(begin)

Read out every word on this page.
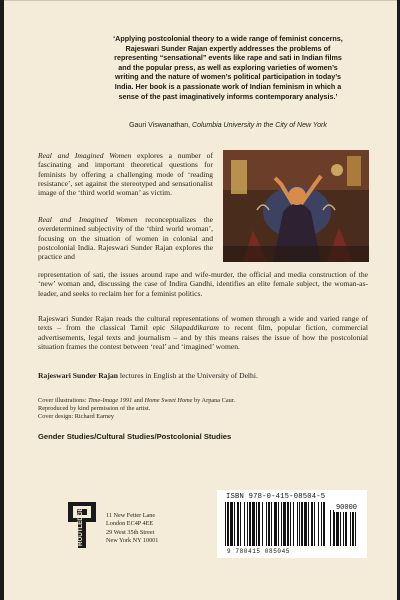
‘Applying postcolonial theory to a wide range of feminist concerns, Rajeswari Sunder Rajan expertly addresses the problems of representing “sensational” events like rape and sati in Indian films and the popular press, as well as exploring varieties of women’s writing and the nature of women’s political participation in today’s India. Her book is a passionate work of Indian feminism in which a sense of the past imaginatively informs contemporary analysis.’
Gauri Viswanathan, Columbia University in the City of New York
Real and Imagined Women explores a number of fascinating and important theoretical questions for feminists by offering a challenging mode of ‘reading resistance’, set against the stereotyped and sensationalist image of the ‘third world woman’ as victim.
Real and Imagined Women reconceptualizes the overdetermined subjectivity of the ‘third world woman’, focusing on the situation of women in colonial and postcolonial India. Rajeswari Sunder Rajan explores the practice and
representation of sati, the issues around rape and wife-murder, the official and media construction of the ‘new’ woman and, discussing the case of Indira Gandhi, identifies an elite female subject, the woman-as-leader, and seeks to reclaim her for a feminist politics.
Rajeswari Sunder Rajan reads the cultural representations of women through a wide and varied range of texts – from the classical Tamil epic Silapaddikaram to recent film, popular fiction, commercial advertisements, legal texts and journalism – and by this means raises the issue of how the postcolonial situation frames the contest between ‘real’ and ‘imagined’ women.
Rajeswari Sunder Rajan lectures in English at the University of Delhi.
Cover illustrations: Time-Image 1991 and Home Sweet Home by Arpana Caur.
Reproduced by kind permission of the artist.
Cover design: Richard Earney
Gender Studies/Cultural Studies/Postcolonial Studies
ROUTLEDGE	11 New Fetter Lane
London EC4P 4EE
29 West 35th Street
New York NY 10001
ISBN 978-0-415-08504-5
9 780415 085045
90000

(end)

Stated task: Select all lines in the listing above where the word "situation" appears, and show them.

Final result:
Real and Imagined Women reconceptualizes the overdetermined subjectivity of the ‘third world woman’, focusing on the situation of women in colonial and postcolonial India. Rajeswari Sunder Rajan explores the practice and
Rajeswari Sunder Rajan reads the cultural representations of women through a wide and varied range of texts – from the classical Tamil epic Silapaddikaram to recent film, popular fiction, commercial advertisements, legal texts and journalism – and by this means raises the issue of how the postcolonial situation frames the contest between ‘real’ and ‘imagined’ women.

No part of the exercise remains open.